### WORK TO DO
Gather up every line from the entries below that uses the word "view".

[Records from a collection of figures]
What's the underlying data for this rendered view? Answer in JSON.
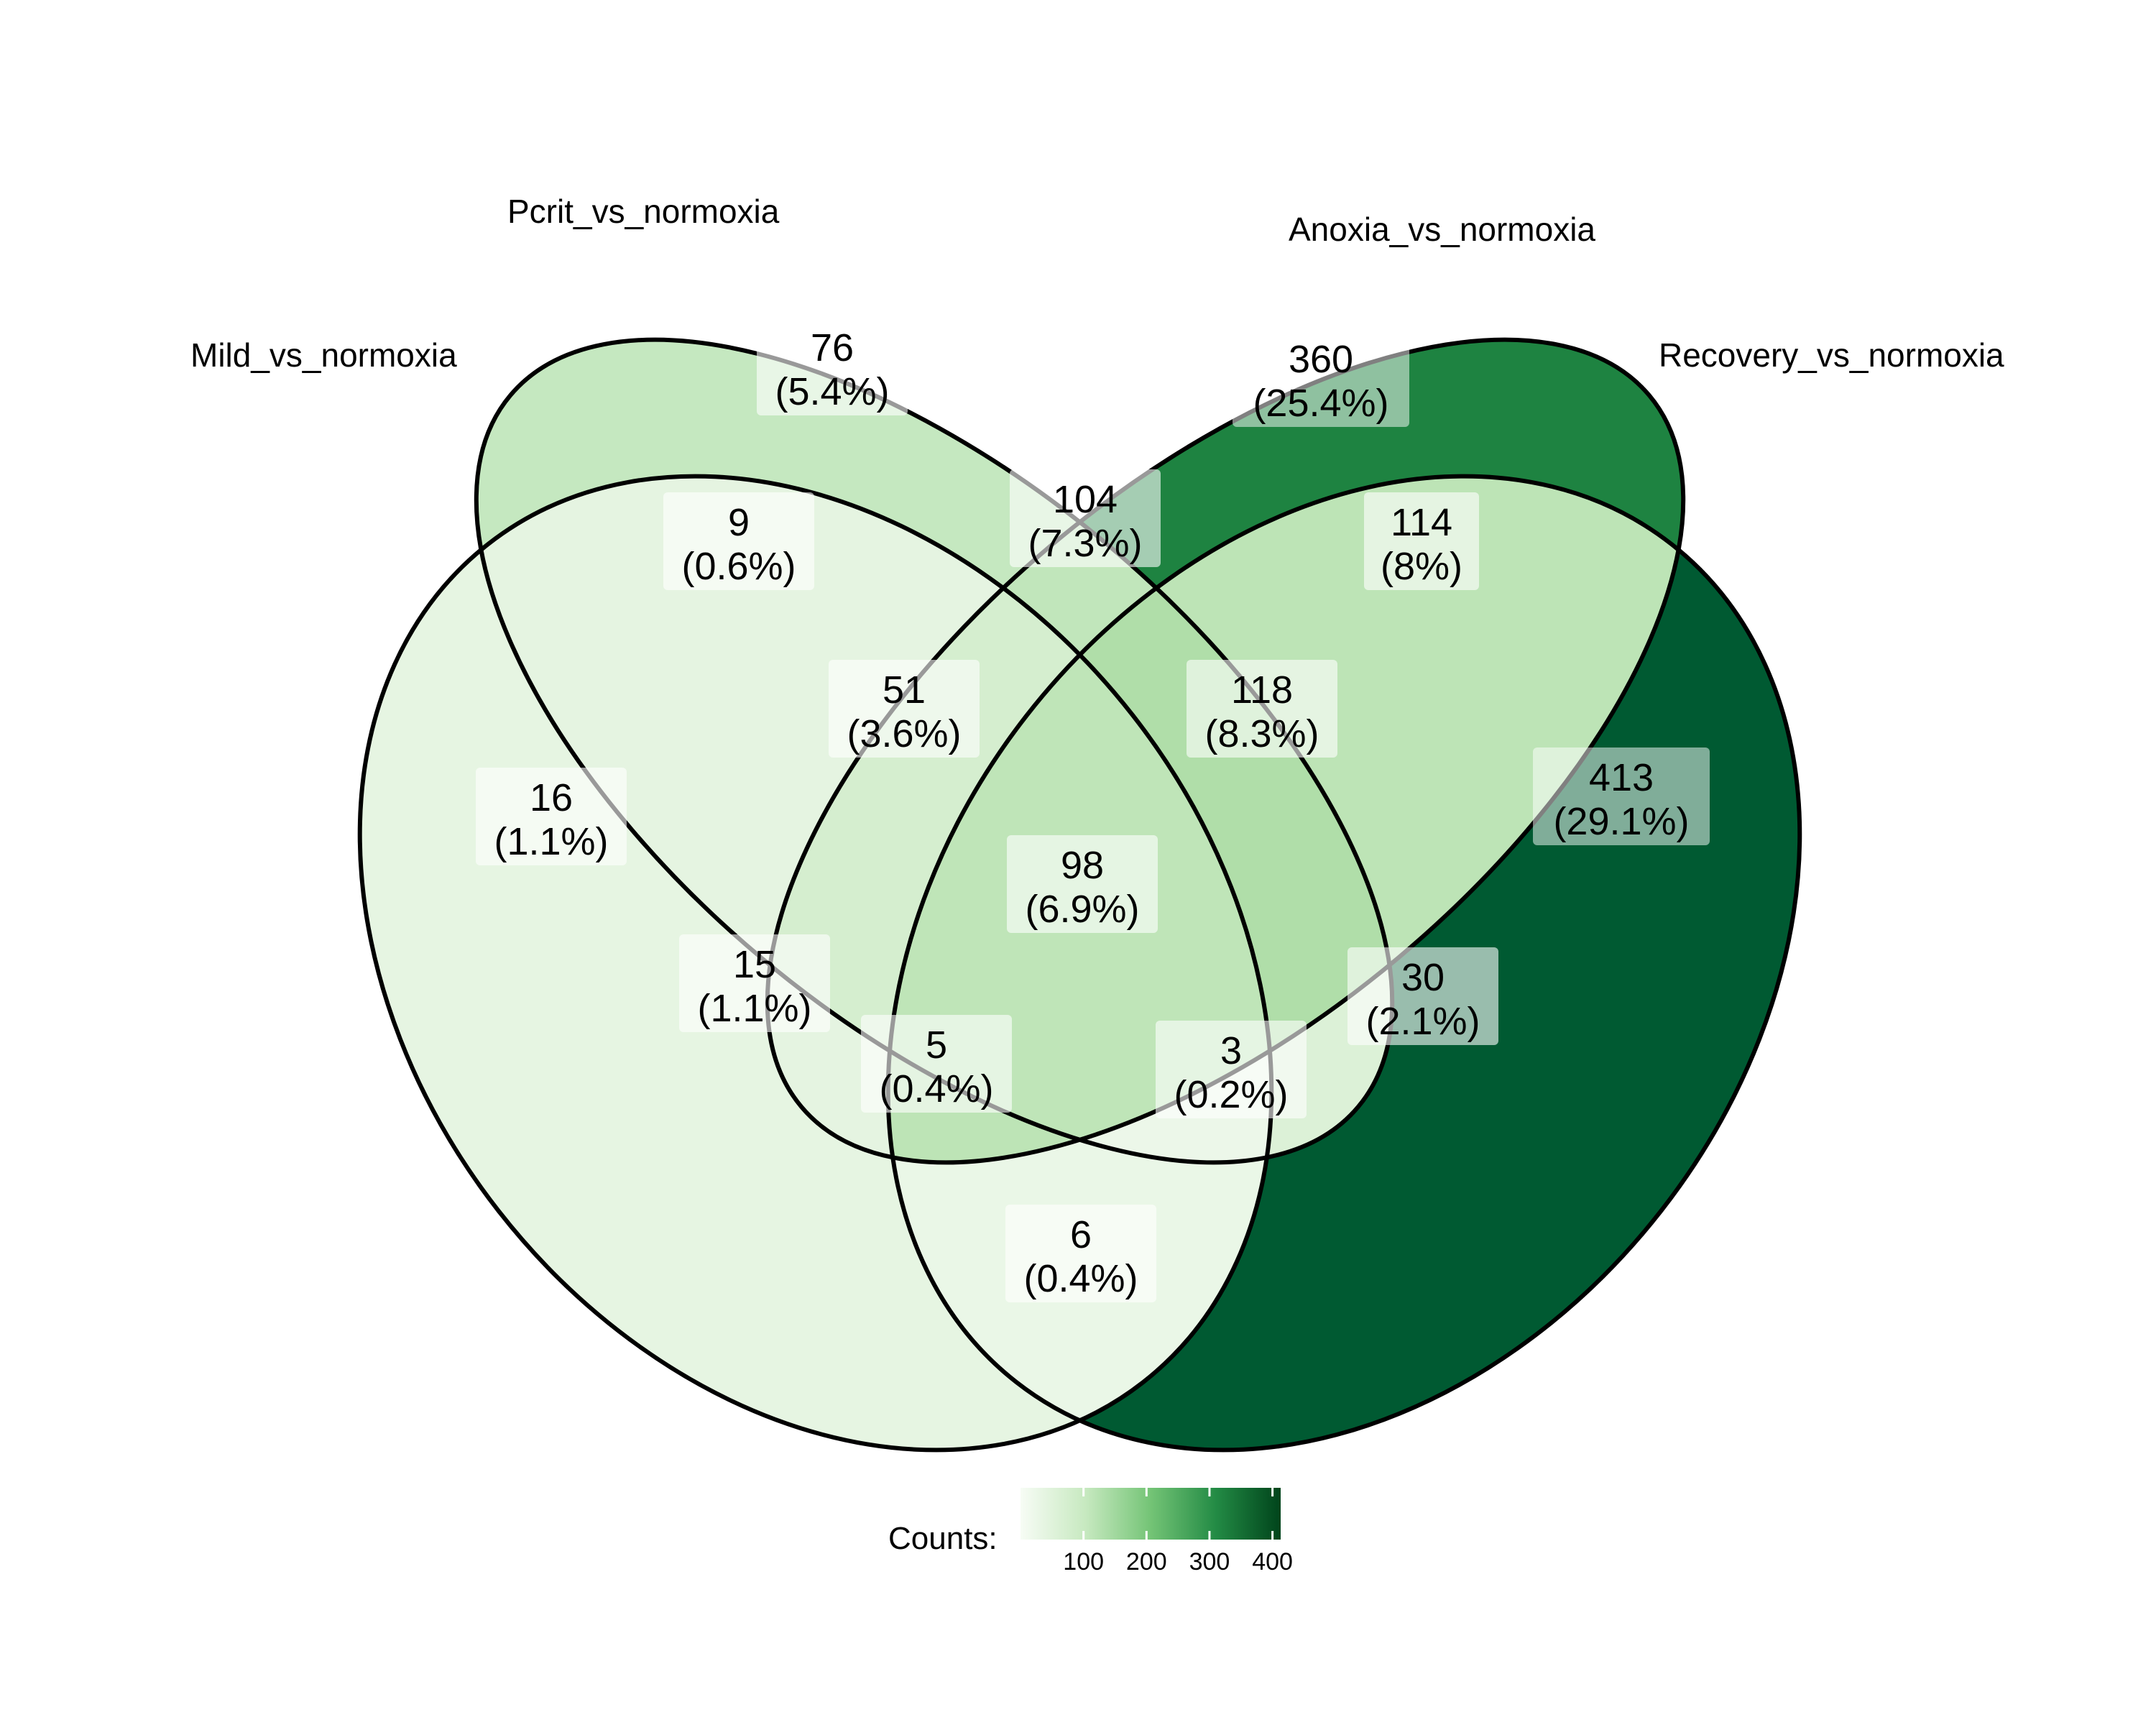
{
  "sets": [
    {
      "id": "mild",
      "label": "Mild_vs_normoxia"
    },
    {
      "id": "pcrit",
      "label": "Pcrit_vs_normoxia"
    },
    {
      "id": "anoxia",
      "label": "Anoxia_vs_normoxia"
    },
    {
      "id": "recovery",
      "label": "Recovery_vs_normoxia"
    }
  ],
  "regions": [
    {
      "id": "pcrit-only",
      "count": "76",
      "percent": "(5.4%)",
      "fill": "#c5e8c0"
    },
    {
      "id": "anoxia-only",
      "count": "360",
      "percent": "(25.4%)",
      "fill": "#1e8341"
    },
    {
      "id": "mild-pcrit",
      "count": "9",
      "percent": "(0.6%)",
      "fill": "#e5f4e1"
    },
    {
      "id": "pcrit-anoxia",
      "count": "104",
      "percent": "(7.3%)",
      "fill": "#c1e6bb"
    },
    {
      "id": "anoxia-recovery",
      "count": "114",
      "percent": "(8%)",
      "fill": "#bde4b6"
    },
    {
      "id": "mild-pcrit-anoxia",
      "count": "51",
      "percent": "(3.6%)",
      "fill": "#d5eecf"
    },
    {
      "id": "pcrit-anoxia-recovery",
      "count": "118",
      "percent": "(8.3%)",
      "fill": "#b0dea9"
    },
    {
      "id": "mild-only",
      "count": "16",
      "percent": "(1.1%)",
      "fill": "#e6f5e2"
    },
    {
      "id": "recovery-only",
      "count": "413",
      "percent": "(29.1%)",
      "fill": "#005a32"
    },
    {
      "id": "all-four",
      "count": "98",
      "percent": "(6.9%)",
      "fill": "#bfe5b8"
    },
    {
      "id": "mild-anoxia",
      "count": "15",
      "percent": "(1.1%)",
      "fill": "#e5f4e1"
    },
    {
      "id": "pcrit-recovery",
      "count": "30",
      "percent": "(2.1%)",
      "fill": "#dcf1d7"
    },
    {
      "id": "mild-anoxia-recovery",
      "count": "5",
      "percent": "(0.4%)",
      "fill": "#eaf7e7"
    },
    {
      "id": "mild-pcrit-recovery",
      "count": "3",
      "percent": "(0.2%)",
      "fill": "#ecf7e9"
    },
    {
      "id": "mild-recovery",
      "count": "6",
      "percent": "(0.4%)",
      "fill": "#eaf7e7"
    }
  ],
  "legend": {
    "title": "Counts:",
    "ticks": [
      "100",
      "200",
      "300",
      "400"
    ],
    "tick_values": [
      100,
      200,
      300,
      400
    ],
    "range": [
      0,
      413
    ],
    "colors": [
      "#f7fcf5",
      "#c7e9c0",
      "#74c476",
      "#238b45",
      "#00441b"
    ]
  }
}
...
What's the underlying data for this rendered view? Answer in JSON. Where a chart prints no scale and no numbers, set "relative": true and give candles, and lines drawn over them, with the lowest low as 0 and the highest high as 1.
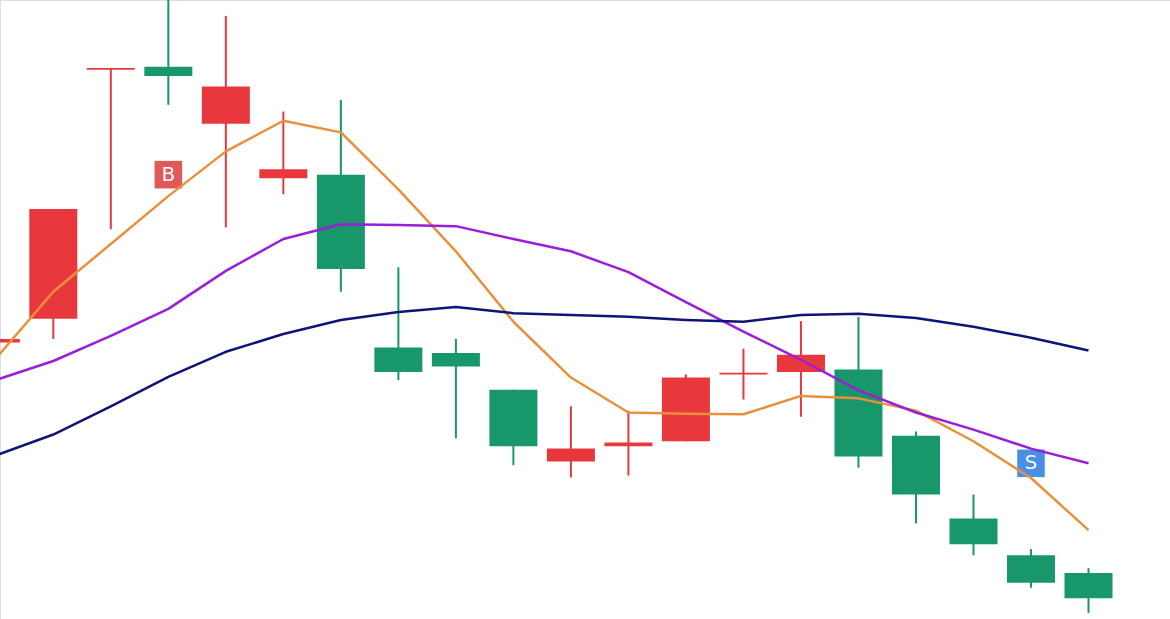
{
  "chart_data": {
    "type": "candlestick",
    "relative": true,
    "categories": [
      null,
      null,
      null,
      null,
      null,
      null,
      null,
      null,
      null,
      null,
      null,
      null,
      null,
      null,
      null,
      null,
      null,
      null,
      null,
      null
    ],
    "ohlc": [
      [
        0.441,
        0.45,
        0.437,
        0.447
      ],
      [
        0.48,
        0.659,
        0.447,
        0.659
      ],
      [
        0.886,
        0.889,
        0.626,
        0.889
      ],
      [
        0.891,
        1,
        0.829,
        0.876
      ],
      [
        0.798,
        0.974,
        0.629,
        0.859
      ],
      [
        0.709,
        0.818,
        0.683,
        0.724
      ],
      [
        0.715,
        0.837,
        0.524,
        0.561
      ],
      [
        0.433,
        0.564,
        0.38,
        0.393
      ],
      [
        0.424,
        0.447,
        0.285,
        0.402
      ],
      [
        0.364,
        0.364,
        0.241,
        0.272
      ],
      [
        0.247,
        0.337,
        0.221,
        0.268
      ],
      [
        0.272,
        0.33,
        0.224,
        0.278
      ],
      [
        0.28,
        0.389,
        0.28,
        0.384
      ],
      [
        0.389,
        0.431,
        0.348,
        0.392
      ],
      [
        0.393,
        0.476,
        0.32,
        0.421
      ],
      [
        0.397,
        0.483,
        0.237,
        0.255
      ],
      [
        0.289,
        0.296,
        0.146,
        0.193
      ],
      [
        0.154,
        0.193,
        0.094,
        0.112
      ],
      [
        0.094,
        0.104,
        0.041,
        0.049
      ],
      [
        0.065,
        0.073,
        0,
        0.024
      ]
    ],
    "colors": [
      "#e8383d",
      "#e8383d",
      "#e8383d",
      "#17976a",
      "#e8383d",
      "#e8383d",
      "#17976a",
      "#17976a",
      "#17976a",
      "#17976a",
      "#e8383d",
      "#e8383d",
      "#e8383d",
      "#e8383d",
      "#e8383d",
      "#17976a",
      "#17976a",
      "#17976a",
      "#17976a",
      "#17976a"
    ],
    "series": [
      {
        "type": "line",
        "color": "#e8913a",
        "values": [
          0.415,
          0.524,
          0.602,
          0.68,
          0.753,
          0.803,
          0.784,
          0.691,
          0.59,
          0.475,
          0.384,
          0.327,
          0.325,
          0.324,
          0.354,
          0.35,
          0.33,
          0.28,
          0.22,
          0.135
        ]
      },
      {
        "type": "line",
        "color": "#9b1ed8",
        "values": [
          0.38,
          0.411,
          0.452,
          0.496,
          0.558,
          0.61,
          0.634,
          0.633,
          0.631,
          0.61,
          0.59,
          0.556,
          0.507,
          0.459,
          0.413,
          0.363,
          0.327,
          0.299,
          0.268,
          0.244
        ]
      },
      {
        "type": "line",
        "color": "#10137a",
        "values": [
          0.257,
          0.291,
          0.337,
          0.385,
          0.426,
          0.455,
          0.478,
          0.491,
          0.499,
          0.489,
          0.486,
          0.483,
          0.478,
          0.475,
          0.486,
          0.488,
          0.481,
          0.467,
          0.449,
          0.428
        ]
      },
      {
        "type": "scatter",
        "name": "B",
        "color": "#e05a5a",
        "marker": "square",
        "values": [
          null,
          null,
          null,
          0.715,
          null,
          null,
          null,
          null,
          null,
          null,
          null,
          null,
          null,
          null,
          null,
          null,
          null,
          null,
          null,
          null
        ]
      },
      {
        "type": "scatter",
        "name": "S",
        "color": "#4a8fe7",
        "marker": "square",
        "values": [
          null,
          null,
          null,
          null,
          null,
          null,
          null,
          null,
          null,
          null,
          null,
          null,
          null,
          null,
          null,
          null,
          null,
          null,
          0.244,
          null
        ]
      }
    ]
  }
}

### IN RESPONSE
What's the underlying data for this rendered view? Answer in JSON.
What's the underlying data for this rendered view? Answer in JSON. Where a chart prints no scale and no numbers, set "relative": true and give candles, and lines drawn over them, with the lowest low as 0 and the highest high as 1.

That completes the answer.